Exercise aim – For every line in the data below that contains "Observations", copy the line.

▼▼▼

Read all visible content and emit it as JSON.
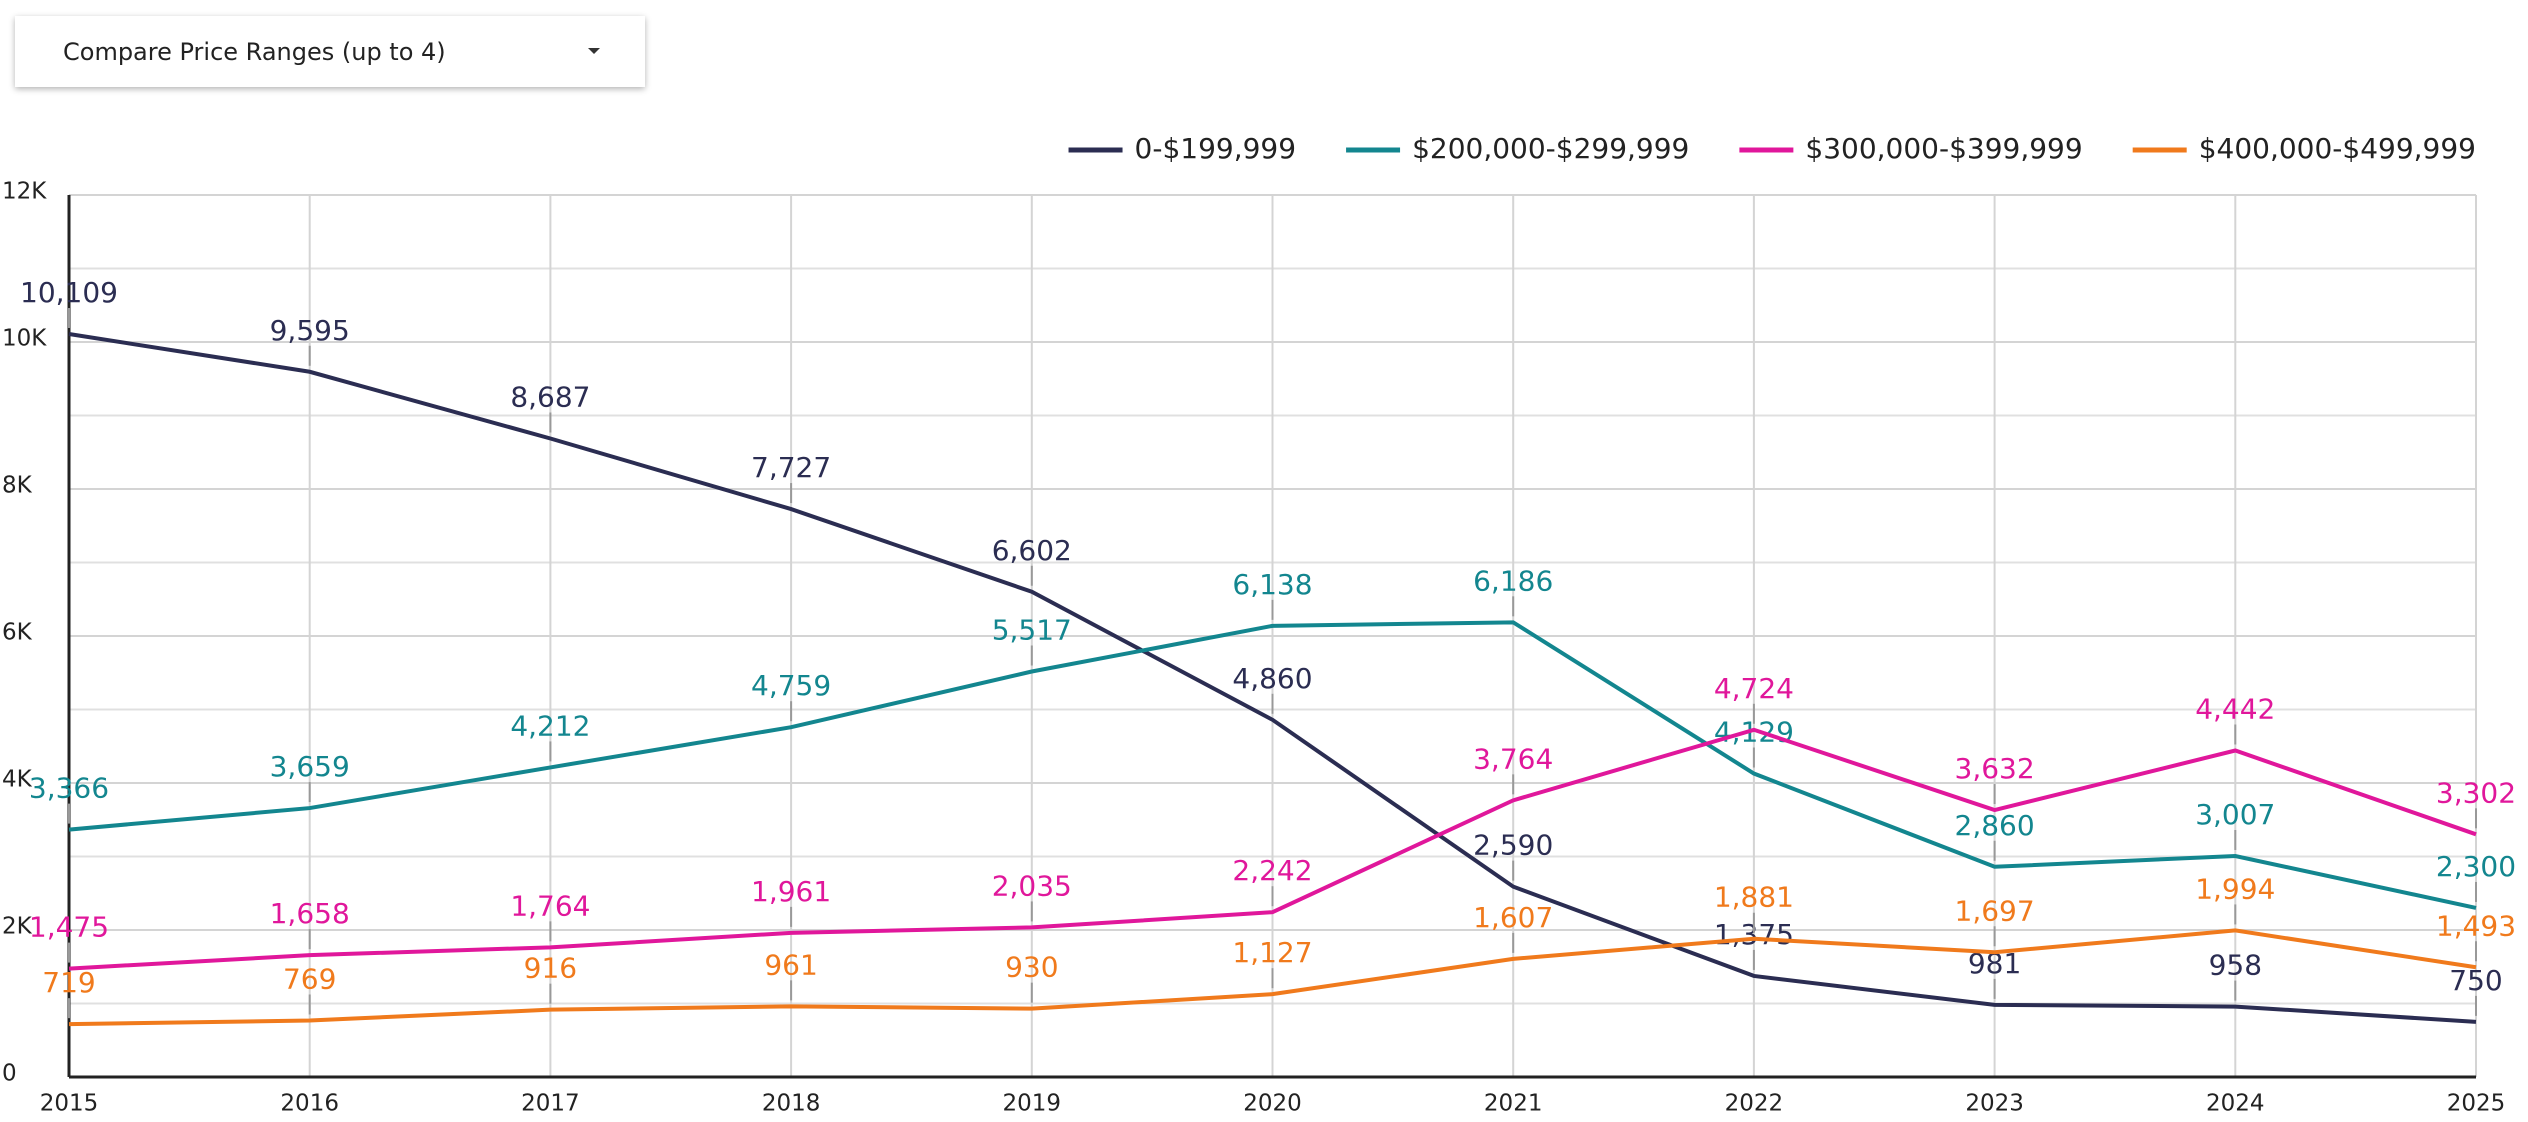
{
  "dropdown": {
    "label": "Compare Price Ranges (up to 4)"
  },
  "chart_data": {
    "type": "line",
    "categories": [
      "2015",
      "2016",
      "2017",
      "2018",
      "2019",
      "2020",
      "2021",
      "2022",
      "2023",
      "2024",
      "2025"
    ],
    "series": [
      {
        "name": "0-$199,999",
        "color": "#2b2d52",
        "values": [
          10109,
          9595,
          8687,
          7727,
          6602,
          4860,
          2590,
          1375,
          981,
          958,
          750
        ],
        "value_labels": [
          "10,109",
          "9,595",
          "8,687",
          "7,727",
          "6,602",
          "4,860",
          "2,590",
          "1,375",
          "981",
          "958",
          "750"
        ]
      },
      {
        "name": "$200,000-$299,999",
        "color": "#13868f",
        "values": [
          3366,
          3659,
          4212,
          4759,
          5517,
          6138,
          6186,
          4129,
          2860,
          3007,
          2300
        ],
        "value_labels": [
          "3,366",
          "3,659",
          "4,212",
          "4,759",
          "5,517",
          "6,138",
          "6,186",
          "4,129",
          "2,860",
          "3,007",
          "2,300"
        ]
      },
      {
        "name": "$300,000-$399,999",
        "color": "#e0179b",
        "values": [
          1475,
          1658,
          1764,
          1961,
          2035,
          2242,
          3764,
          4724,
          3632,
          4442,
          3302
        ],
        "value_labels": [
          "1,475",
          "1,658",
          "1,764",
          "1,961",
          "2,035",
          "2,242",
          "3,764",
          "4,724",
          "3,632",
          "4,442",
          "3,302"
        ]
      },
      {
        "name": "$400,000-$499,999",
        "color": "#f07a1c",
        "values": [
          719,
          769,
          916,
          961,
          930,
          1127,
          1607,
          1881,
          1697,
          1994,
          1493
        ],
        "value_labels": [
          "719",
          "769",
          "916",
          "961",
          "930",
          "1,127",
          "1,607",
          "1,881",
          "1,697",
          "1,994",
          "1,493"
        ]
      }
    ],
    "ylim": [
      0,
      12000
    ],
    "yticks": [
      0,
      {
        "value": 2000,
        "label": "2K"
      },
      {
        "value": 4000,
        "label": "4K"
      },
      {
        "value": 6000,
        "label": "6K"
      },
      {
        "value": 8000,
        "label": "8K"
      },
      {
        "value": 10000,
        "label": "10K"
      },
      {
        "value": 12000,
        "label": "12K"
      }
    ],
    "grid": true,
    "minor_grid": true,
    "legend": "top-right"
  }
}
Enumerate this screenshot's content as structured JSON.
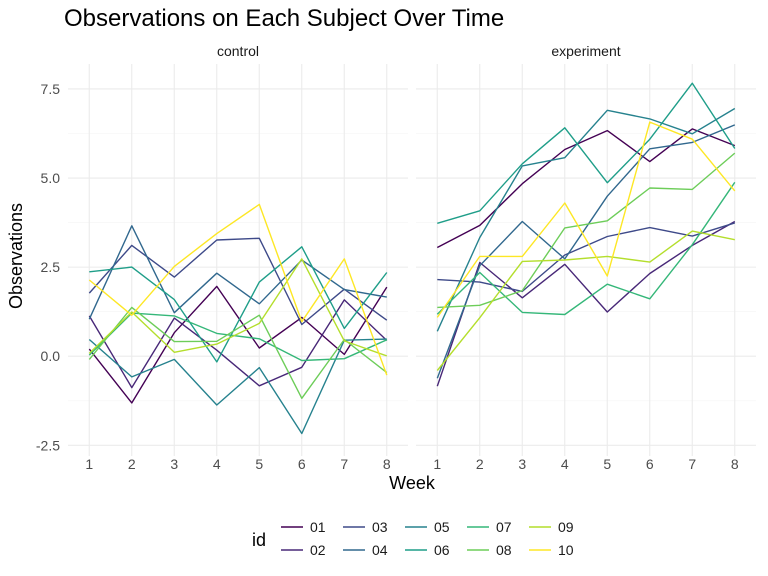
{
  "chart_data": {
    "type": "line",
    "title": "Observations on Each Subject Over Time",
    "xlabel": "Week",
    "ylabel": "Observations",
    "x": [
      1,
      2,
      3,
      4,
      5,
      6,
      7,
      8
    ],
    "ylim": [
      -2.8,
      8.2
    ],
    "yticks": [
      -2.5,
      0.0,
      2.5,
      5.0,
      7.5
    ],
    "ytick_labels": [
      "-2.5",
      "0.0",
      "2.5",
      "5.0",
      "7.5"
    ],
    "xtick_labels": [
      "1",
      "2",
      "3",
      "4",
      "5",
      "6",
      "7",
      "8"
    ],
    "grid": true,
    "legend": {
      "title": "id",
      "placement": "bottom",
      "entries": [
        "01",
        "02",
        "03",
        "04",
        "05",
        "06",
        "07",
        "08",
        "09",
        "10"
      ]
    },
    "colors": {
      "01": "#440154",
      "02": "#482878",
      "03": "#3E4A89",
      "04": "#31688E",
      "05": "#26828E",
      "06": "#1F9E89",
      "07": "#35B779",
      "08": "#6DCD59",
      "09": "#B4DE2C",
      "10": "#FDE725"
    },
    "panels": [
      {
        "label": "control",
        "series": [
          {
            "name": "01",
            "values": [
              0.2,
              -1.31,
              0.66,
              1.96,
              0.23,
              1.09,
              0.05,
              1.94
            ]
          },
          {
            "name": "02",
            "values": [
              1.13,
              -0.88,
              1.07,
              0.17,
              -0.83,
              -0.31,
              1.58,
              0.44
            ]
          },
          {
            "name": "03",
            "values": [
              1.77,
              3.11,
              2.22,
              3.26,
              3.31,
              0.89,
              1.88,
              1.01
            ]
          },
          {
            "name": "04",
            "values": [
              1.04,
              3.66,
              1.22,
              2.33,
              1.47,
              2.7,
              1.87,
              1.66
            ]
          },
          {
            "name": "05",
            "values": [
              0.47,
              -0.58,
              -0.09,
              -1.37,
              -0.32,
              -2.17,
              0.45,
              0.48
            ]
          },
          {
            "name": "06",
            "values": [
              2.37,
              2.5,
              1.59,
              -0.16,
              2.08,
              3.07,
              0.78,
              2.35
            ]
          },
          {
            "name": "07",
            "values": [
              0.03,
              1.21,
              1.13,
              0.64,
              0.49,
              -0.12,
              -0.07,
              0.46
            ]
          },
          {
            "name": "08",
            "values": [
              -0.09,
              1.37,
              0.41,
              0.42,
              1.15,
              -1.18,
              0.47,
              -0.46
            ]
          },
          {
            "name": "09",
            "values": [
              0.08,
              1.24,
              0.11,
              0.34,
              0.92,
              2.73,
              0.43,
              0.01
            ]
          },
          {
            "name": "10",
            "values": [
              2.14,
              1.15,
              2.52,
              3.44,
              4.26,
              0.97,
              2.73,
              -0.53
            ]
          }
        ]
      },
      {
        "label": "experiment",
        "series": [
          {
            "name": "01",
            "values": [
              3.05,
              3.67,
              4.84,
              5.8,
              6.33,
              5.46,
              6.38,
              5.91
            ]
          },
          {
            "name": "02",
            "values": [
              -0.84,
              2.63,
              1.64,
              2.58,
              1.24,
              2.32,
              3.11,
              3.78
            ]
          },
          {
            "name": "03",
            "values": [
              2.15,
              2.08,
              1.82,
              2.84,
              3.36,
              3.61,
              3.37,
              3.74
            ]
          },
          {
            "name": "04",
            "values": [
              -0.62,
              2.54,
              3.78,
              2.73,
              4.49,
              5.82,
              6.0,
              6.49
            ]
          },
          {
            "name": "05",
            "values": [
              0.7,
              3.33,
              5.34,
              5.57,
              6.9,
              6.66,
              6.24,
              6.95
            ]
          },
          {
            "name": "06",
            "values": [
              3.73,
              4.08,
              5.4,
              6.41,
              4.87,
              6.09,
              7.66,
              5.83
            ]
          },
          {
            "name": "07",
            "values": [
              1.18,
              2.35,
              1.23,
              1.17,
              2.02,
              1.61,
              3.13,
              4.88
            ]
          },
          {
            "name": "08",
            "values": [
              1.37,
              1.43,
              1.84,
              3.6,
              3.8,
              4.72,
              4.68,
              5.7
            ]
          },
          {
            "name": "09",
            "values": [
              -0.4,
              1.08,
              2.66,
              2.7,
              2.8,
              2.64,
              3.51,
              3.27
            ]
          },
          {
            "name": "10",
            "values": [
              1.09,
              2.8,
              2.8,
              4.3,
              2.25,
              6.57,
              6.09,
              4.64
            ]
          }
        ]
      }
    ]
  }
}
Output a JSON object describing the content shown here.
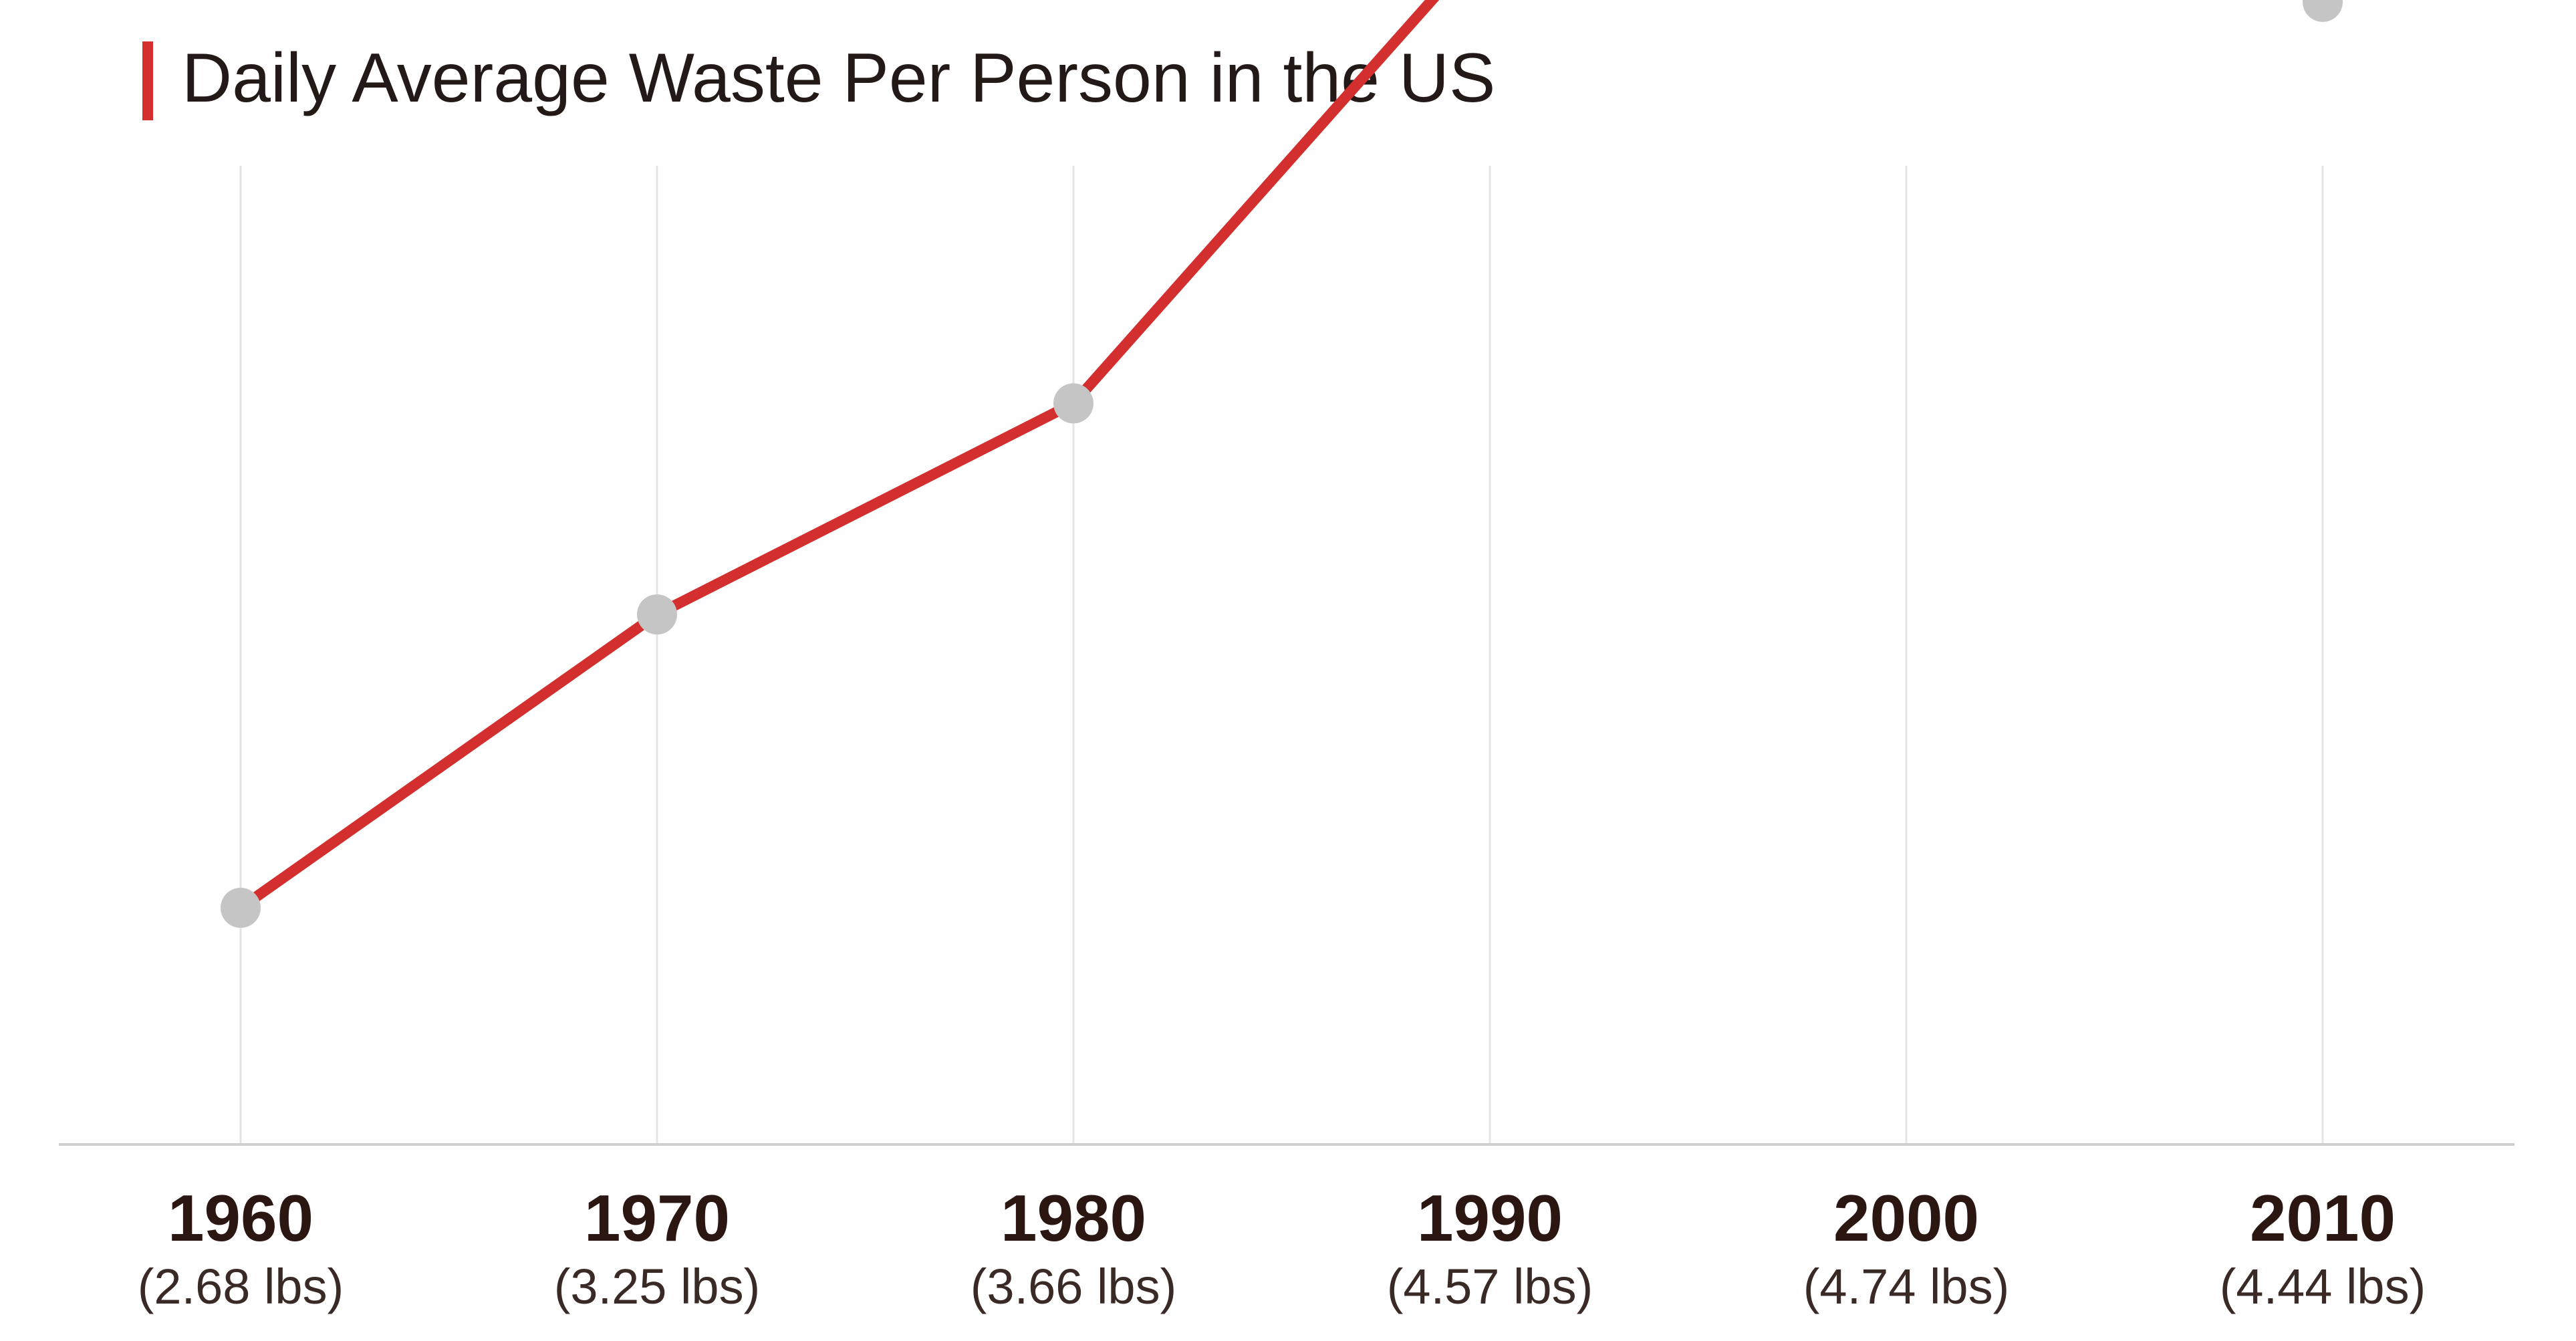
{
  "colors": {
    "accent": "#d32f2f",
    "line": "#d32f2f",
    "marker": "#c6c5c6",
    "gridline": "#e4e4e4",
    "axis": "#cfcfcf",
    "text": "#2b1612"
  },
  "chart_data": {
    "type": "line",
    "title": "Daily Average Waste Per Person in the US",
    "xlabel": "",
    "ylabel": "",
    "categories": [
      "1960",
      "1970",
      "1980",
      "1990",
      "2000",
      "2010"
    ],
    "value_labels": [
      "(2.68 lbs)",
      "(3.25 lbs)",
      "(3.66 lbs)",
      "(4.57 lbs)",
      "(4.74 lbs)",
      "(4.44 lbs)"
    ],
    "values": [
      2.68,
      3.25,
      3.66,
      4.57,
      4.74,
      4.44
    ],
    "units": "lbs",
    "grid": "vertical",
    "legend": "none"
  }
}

▲▲▲

Response below –
    "title": "Observations on Each Subject Over Time",
    "ylabel": "Observations",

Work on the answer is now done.